─── Dataset rows

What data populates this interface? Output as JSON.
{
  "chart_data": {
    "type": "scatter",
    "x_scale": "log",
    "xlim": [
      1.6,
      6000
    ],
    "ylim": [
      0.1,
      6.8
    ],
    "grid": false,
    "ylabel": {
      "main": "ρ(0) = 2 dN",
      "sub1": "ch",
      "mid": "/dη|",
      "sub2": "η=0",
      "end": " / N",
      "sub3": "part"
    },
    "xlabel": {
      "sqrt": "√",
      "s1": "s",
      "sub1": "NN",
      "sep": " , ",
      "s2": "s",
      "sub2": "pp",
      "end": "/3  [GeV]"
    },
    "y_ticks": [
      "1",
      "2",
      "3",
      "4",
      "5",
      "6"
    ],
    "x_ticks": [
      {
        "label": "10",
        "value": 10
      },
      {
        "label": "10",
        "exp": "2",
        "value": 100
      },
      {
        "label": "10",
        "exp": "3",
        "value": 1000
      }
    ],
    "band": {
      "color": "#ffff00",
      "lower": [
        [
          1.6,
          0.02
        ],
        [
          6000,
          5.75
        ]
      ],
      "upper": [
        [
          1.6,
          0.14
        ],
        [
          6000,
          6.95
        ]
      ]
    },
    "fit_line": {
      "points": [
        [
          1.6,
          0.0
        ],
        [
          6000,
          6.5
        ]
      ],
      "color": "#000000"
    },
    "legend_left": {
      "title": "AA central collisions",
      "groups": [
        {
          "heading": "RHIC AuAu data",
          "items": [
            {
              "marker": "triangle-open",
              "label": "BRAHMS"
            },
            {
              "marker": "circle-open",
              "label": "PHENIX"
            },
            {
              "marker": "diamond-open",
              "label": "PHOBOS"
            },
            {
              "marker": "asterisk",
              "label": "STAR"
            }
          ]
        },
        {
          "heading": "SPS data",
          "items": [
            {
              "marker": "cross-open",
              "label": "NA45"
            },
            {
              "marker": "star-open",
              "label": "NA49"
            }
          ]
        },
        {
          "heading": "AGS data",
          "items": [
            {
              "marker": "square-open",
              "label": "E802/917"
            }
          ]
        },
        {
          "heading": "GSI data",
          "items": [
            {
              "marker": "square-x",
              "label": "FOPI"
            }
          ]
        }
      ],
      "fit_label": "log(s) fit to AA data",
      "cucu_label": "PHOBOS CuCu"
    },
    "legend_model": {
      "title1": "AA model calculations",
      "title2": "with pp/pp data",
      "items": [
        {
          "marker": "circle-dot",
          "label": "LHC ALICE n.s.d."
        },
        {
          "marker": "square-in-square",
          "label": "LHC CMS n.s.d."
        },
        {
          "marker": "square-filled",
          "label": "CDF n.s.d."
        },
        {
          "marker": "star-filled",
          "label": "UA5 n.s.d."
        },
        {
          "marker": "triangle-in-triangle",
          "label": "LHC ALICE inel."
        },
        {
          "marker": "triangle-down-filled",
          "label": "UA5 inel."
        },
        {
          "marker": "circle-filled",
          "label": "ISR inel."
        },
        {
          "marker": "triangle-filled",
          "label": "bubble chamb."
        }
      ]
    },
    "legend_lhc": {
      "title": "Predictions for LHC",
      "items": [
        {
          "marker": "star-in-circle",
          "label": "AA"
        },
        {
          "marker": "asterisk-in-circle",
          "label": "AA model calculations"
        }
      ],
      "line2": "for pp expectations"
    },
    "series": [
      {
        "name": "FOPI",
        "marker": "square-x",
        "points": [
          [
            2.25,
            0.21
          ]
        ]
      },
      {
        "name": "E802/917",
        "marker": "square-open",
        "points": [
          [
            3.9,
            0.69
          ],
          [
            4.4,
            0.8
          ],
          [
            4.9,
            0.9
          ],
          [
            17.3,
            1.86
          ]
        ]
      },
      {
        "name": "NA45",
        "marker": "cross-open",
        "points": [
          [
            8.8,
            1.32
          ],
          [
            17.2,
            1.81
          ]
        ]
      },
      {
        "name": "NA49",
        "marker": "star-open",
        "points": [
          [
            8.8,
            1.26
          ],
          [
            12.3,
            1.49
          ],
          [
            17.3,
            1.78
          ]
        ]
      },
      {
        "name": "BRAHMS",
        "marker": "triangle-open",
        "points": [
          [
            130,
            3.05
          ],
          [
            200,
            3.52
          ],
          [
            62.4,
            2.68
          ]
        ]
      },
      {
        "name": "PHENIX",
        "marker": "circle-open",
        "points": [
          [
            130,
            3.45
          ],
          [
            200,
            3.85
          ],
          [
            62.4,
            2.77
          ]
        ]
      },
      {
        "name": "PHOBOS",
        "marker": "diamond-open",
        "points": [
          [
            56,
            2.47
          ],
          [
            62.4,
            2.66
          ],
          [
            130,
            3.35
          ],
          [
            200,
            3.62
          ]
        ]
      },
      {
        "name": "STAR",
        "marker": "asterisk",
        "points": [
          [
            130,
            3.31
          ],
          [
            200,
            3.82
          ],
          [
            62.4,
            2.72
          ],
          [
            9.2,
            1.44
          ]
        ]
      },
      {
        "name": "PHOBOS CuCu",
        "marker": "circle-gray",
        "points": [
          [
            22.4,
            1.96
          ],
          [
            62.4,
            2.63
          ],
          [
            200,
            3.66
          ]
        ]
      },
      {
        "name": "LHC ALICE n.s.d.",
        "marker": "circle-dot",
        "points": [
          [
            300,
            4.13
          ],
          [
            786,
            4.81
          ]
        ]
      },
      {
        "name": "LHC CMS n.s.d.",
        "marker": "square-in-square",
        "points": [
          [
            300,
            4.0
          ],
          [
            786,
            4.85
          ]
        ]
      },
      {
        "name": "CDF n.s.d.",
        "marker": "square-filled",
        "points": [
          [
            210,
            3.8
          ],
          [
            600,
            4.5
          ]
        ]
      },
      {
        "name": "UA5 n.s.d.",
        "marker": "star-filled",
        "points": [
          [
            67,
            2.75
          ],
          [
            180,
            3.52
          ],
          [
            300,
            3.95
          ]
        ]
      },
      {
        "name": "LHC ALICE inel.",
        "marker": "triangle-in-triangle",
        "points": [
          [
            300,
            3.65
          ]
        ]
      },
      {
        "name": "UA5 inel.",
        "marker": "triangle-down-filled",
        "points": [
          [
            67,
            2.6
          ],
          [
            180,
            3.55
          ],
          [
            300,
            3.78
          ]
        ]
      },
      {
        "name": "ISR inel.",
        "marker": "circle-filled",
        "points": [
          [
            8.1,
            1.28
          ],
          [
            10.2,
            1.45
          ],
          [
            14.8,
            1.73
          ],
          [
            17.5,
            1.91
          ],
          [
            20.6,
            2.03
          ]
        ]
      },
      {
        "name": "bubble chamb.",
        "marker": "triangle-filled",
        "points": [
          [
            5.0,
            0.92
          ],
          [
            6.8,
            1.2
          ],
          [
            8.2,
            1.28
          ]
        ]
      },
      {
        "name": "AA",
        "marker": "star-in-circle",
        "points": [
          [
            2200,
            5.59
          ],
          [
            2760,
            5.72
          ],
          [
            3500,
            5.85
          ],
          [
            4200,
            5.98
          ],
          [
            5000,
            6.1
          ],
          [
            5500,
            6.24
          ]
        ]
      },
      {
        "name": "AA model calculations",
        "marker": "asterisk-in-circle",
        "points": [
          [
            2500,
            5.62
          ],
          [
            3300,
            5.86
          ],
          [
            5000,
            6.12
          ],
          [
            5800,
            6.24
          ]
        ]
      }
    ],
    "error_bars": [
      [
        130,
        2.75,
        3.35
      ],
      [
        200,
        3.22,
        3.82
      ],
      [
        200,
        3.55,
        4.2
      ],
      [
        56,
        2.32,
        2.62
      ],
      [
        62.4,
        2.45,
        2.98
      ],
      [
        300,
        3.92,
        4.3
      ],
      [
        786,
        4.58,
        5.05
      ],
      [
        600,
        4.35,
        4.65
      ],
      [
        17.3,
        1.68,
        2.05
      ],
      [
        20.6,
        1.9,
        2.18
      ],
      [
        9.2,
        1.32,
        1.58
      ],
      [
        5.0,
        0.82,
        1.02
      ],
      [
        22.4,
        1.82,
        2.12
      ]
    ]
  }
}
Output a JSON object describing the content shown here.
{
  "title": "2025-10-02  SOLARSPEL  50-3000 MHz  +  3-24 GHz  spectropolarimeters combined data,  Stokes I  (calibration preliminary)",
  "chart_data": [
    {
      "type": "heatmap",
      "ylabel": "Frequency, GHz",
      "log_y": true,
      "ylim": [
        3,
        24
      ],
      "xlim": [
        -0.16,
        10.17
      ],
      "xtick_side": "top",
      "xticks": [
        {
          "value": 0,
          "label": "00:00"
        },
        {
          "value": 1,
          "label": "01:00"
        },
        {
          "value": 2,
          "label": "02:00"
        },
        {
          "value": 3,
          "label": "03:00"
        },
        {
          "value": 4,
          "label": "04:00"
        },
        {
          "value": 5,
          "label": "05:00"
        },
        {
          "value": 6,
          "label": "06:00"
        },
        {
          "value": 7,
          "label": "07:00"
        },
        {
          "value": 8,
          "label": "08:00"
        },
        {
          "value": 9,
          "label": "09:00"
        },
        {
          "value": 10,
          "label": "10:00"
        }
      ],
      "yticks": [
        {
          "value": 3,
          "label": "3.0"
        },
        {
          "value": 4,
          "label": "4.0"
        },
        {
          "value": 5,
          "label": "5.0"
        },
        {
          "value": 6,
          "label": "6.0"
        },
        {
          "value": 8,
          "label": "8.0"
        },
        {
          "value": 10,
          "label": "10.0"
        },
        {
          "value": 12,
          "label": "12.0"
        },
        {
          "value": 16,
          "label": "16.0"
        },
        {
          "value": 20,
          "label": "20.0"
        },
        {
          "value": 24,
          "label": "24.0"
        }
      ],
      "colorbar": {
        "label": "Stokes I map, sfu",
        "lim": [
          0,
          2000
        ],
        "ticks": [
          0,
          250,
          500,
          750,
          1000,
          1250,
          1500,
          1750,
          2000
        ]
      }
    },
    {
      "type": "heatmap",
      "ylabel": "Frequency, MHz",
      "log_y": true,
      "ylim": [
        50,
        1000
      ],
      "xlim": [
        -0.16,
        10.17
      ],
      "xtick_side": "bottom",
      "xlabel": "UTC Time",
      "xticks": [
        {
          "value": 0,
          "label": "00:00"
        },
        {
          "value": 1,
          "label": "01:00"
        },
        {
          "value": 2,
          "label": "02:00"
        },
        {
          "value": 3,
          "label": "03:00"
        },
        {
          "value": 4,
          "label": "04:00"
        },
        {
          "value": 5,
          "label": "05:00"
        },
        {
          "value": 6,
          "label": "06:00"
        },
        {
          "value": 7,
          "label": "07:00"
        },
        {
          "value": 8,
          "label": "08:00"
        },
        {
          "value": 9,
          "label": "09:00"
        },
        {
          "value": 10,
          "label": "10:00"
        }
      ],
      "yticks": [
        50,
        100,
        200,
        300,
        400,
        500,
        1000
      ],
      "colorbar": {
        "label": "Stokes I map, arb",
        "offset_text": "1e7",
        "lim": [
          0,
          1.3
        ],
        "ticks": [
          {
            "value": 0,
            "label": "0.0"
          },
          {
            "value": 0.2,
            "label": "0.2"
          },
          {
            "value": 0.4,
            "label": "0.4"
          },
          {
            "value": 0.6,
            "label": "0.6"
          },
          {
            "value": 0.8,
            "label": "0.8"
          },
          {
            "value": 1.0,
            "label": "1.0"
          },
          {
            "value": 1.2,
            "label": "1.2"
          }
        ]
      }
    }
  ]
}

──────

* _What to do_: For each line above that contains the word "Stokes", copy that line.

* _Task result_:
  "title": "2025-10-02  SOLARSPEL  50-3000 MHz  +  3-24 GHz  spectropolarimeters combined data,  Stokes I  (calibration preliminary)",
        "label": "Stokes I map, sfu",
        "label": "Stokes I map, arb",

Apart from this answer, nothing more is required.